▶ RAW RECORDS
■ ■ ■ ■ ■

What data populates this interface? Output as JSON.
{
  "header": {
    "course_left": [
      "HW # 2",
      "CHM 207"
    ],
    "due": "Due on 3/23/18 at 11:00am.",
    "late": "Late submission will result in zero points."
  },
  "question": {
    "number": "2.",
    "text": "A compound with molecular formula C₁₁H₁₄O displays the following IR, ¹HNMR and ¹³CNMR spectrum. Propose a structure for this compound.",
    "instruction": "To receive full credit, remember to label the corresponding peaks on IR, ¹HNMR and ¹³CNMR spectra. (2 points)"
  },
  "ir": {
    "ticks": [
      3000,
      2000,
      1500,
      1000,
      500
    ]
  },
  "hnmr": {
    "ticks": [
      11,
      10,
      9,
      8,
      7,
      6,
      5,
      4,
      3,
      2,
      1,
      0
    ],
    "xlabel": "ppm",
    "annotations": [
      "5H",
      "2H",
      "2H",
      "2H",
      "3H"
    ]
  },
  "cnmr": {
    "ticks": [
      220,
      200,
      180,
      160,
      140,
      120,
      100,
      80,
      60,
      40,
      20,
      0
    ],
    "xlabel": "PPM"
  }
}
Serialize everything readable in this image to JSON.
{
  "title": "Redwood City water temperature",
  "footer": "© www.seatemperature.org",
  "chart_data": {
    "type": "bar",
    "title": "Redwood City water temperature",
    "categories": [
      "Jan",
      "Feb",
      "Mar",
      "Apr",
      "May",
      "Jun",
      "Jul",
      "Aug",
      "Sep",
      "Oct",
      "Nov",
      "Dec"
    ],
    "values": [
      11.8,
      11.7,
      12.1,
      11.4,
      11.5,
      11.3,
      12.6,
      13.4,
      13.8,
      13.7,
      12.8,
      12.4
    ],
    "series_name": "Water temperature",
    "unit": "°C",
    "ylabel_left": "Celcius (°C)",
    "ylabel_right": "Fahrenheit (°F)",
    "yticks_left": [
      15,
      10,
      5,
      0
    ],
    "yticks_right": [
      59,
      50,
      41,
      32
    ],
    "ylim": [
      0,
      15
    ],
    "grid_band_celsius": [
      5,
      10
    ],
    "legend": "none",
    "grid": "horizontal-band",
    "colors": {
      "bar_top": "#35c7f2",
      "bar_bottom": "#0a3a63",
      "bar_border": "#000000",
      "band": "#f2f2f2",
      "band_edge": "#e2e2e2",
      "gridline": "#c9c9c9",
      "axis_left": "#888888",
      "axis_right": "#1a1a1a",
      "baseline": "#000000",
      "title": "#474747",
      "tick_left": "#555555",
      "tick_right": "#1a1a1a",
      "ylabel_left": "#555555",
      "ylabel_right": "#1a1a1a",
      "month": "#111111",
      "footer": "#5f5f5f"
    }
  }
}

■ ■ ■ ■ ■

▶ TASK TO CARRY OUT
Pull every line containing "¹³CNMR" from the data.

▶ SOLUTION TO THIS TASK
    "text": "A compound with molecular formula C₁₁H₁₄O displays the following IR, ¹HNMR and ¹³CNMR spectrum. Propose a structure for this compound.",
    "instruction": "To receive full credit, remember to label the corresponding peaks on IR, ¹HNMR and ¹³CNMR spectra. (2 points)"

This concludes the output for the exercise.